Task goal: Rewrite the entries from the first line through the line containing "780, 358, 830]" as a numbered list, leaving out any blank lines.

········

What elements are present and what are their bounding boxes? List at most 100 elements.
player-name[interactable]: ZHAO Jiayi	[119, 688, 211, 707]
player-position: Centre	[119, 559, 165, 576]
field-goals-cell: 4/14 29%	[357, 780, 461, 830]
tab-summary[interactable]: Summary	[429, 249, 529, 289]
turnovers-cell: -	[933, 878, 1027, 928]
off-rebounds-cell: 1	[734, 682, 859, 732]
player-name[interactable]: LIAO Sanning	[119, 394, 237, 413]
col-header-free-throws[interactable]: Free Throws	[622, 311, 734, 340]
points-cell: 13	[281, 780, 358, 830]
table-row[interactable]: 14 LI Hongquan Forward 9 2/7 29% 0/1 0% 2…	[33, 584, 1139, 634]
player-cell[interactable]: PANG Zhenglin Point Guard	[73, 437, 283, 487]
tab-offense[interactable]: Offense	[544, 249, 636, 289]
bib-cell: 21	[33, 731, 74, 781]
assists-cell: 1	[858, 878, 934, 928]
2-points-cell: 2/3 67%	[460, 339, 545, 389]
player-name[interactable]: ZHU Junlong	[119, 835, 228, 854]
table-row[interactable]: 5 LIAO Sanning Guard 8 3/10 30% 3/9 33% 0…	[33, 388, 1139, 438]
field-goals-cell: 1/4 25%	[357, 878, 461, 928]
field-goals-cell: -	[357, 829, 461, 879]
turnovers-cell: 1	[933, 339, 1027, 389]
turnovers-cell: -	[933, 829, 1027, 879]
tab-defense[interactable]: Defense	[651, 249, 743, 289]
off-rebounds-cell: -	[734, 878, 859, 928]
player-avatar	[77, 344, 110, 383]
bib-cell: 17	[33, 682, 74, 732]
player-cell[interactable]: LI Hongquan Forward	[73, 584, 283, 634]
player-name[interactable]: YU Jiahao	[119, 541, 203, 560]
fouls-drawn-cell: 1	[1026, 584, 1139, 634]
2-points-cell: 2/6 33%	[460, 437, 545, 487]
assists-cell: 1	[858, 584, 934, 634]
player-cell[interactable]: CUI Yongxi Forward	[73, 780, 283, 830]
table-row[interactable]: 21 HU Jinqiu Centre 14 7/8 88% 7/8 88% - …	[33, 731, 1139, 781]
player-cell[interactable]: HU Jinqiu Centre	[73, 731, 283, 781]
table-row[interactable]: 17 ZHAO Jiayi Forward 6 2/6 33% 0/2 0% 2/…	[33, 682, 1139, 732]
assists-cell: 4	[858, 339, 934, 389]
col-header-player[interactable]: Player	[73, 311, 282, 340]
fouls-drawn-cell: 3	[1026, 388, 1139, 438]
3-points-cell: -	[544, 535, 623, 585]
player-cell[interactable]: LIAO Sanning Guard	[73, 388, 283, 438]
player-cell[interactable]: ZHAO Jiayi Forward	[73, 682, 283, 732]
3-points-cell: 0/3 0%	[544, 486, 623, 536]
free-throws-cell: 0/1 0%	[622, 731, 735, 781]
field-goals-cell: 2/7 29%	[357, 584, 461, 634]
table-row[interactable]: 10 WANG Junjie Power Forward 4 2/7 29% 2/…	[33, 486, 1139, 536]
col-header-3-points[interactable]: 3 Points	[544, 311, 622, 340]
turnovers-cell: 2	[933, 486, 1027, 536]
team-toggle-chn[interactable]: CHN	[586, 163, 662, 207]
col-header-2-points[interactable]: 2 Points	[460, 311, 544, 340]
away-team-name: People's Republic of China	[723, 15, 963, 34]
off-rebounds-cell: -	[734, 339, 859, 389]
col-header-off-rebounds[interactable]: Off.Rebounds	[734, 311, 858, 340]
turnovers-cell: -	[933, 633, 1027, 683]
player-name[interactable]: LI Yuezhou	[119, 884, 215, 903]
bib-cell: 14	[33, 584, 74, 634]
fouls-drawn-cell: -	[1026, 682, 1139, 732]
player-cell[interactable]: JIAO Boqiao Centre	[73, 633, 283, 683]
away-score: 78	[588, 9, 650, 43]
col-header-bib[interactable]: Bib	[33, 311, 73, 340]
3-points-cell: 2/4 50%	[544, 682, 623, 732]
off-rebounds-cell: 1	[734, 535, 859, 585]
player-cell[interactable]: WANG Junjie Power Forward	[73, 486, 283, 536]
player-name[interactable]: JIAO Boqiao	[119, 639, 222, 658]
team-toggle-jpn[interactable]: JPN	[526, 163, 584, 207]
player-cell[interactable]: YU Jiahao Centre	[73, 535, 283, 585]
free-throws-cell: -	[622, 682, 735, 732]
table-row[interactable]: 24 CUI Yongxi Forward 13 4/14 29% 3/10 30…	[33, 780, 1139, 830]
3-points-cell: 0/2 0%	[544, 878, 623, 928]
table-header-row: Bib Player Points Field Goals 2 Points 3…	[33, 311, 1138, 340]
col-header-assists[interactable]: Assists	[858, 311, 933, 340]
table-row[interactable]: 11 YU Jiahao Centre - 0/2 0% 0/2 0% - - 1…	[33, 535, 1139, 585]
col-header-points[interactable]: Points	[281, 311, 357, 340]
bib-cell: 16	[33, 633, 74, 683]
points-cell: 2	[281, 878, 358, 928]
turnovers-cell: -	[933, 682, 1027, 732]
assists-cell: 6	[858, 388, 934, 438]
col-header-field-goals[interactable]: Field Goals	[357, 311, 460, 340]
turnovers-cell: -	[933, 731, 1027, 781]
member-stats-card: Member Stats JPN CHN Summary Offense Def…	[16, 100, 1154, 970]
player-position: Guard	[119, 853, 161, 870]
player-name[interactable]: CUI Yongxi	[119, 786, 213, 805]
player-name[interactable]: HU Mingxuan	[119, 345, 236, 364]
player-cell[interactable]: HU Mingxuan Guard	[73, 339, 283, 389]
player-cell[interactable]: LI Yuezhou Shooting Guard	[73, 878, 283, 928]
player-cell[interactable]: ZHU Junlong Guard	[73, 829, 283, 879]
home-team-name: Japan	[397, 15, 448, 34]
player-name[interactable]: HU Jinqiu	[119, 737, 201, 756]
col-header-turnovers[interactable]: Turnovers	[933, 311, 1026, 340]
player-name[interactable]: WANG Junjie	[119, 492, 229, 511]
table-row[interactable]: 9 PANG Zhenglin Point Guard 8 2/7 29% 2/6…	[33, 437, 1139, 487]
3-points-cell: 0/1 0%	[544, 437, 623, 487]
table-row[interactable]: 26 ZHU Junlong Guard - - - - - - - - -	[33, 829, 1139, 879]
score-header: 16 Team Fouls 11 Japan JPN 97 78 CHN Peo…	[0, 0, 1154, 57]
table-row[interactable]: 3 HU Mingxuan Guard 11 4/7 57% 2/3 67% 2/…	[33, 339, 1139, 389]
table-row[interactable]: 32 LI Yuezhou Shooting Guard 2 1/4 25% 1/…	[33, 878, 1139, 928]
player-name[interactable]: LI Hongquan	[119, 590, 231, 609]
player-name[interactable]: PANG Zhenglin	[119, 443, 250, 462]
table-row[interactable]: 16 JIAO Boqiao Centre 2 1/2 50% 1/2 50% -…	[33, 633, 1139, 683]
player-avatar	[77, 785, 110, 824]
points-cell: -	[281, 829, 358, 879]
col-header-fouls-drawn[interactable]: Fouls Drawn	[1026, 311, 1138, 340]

········

Finished answer:
1. What elements are present and what are their bounding boxes? List at most 100 elements.
2. player-name[interactable]: ZHAO Jiayi	[119, 688, 211, 707]
3. player-position: Centre	[119, 559, 165, 576]
4. field-goals-cell: 4/14 29%	[357, 780, 461, 830]
5. tab-summary[interactable]: Summary	[429, 249, 529, 289]
6. turnovers-cell: -	[933, 878, 1027, 928]
7. off-rebounds-cell: 1	[734, 682, 859, 732]
8. player-name[interactable]: LIAO Sanning	[119, 394, 237, 413]
9. col-header-free-throws[interactable]: Free Throws	[622, 311, 734, 340]
10. points-cell: 13	[281, 780, 358, 830]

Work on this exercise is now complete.